**Stated exercise:** In the material below, the lines containing the word "Thornton" are required; copy each of them.

BEGIN Material provided

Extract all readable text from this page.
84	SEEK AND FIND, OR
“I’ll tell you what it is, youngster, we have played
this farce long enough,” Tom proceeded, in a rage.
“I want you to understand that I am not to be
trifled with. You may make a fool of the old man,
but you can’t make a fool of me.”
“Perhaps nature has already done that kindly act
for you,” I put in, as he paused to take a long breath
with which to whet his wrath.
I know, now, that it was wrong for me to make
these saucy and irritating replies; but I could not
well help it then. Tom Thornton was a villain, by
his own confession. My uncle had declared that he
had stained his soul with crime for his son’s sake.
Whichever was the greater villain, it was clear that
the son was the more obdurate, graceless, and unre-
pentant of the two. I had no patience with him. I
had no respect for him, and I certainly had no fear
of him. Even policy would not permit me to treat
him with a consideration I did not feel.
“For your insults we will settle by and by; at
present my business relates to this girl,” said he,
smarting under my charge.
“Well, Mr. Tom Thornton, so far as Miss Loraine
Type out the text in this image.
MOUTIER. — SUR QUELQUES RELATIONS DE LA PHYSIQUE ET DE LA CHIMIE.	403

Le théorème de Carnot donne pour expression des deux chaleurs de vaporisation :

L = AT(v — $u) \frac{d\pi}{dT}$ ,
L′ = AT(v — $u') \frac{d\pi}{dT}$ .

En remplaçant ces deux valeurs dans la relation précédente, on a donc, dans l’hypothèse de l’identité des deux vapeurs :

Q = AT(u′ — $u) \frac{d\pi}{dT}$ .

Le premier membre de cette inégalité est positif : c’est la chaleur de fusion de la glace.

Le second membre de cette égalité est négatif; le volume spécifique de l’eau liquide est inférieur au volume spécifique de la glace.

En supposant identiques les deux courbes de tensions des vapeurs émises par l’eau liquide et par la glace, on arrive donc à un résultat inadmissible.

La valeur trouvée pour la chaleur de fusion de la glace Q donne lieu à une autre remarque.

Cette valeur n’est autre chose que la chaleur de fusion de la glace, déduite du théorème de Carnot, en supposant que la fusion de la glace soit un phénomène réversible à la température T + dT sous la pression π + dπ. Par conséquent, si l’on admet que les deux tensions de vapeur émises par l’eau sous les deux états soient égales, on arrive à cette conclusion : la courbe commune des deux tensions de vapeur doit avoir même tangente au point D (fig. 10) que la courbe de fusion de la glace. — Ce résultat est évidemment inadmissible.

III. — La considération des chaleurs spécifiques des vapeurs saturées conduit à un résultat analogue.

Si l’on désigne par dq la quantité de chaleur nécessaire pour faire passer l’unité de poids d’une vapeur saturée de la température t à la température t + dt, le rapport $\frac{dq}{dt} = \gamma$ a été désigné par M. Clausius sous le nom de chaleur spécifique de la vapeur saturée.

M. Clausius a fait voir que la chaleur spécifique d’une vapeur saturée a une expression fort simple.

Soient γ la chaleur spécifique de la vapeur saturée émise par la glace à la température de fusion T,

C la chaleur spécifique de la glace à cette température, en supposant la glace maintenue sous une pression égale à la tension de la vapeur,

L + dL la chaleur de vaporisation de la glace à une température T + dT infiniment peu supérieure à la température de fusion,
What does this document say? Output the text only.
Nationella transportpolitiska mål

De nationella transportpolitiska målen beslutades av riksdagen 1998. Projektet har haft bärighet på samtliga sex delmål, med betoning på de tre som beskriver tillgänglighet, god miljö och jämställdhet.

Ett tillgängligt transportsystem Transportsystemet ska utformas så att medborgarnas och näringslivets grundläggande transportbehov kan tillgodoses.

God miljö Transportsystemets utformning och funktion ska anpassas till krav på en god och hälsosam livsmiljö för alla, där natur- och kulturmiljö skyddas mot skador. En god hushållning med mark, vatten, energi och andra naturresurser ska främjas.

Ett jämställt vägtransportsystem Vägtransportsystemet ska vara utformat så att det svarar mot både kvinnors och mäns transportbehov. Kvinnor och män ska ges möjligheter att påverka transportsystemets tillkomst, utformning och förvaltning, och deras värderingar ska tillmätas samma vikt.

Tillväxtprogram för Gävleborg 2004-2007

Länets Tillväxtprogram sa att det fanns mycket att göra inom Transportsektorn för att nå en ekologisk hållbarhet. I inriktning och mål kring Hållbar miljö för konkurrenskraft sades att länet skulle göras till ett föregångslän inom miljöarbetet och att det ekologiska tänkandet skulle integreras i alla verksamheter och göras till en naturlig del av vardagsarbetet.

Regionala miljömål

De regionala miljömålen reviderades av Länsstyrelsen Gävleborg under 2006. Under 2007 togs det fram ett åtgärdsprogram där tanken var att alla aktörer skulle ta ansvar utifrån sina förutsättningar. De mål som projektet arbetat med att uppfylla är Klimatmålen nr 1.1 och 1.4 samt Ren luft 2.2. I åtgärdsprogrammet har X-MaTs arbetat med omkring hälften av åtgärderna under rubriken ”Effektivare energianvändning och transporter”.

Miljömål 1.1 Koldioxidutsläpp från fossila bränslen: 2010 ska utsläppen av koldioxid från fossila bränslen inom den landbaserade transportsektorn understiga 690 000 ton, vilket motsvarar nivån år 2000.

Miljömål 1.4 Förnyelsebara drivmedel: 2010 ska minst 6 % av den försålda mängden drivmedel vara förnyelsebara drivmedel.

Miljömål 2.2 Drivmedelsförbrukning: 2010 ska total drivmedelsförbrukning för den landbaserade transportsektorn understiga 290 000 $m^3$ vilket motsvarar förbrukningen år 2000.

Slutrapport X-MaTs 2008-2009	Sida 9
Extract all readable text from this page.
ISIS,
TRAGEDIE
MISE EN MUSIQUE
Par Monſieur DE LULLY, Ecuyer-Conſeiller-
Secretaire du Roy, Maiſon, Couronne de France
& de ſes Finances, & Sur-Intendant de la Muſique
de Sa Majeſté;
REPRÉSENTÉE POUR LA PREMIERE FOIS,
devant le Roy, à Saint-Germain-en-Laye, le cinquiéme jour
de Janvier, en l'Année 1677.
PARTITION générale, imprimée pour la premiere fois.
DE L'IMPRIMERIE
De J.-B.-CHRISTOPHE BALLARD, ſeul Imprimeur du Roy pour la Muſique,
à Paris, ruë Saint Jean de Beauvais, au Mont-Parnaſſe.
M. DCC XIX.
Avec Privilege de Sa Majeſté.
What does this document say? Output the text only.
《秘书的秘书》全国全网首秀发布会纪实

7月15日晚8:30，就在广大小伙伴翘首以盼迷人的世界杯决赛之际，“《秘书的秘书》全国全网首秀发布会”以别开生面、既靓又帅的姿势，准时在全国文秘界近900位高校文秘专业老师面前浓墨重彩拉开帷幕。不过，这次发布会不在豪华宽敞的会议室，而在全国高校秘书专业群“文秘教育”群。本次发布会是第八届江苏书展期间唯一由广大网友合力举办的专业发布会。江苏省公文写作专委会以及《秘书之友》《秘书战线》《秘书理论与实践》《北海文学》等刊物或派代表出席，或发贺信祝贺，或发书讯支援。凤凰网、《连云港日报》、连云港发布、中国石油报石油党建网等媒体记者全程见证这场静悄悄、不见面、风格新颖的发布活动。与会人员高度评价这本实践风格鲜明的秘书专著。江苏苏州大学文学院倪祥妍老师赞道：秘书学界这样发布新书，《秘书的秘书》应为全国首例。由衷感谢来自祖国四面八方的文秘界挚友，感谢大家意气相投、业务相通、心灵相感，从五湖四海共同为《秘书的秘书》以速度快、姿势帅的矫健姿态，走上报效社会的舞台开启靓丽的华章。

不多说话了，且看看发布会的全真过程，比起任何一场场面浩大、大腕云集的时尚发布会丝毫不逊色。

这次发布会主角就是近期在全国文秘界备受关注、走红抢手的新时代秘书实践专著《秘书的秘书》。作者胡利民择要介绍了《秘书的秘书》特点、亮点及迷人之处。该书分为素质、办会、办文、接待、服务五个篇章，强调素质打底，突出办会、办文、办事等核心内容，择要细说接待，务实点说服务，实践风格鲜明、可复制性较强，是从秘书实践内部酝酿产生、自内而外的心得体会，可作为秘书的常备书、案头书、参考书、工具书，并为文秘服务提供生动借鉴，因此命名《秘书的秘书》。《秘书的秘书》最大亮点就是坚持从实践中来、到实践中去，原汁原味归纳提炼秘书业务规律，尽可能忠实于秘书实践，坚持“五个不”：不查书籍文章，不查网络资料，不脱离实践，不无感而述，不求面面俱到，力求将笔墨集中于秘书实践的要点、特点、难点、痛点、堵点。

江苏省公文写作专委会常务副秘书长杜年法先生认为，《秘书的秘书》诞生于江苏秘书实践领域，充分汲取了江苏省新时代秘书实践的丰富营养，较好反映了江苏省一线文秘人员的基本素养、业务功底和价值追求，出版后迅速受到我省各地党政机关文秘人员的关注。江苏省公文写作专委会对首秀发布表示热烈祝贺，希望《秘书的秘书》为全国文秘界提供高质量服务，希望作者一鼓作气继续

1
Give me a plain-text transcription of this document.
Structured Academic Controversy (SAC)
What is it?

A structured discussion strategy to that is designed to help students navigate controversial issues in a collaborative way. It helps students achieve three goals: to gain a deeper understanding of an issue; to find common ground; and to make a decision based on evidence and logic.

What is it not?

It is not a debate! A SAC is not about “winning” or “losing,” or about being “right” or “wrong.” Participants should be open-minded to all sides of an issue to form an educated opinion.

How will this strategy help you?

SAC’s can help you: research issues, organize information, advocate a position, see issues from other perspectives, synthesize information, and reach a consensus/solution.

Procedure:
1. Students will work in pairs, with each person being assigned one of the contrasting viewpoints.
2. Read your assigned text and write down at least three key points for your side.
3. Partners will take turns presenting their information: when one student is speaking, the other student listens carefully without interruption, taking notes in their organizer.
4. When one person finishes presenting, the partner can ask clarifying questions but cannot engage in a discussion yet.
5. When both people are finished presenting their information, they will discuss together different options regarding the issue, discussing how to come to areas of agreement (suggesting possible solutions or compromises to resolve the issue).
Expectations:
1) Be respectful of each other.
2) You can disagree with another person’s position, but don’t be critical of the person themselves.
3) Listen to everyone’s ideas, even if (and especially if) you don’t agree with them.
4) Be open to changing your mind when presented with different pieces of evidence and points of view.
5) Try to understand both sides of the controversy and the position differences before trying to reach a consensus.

END Material provided

**Exercise solution:**
well help it then. Tom Thornton was a villain, by
“Well, Mr. Tom Thornton, so far as Miss Loraine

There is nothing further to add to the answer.